▶ **WRITTEN INSTRUCTION**
Set down each line of the material that follows, exactly, with no pictures.

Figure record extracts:
====

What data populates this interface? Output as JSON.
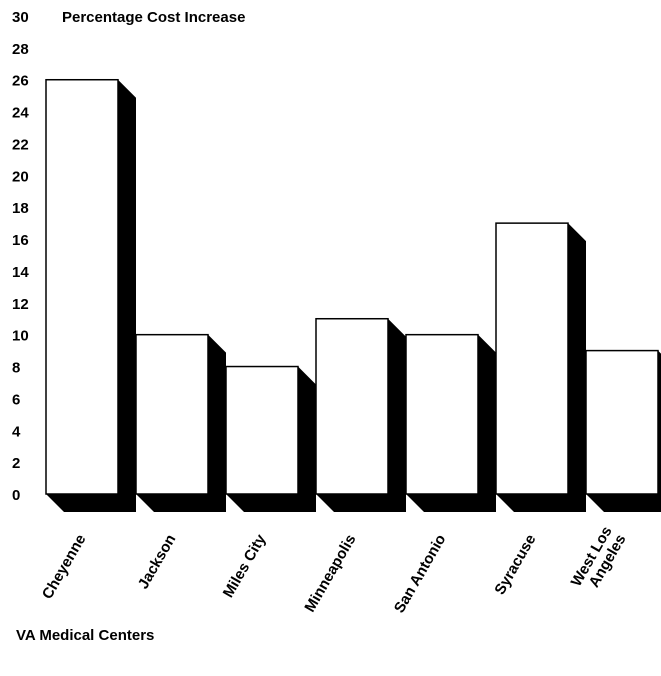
{
  "chart_data": {
    "type": "bar",
    "ylabel": "Percentage Cost Increase",
    "xlabel": "VA Medical Centers",
    "categories": [
      "Cheyenne",
      "Jackson",
      "Miles City",
      "Minneapolis",
      "San Antonio",
      "Syracuse",
      "West Los Angeles"
    ],
    "category_label_lines": [
      [
        "Cheyenne"
      ],
      [
        "Jackson"
      ],
      [
        "Miles City"
      ],
      [
        "Minneapolis"
      ],
      [
        "San Antonio"
      ],
      [
        "Syracuse"
      ],
      [
        "West Los",
        "Angeles"
      ]
    ],
    "values": [
      26,
      10,
      8,
      11,
      10,
      17,
      9
    ],
    "ylim": [
      0,
      30
    ],
    "yticks": [
      "0",
      "2",
      "4",
      "6",
      "8",
      "10",
      "12",
      "14",
      "16",
      "18",
      "20",
      "22",
      "24",
      "26",
      "28",
      "30"
    ],
    "grid": false,
    "style": "3d-shadow",
    "colors": {
      "bar_face": "#ffffff",
      "bar_outline": "#000000",
      "shadow": "#000000"
    }
  }
}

====

▶ **THE RESULT**
What data populates this interface? Output as JSON.
{
  "chart_data": {
    "type": "bar",
    "ylabel": "Percentage Cost Increase",
    "xlabel": "VA Medical Centers",
    "categories": [
      "Cheyenne",
      "Jackson",
      "Miles City",
      "Minneapolis",
      "San Antonio",
      "Syracuse",
      "West Los Angeles"
    ],
    "category_label_lines": [
      [
        "Cheyenne"
      ],
      [
        "Jackson"
      ],
      [
        "Miles City"
      ],
      [
        "Minneapolis"
      ],
      [
        "San Antonio"
      ],
      [
        "Syracuse"
      ],
      [
        "West Los",
        "Angeles"
      ]
    ],
    "values": [
      26,
      10,
      8,
      11,
      10,
      17,
      9
    ],
    "ylim": [
      0,
      30
    ],
    "yticks": [
      "0",
      "2",
      "4",
      "6",
      "8",
      "10",
      "12",
      "14",
      "16",
      "18",
      "20",
      "22",
      "24",
      "26",
      "28",
      "30"
    ],
    "grid": false,
    "style": "3d-shadow",
    "colors": {
      "bar_face": "#ffffff",
      "bar_outline": "#000000",
      "shadow": "#000000"
    }
  }
}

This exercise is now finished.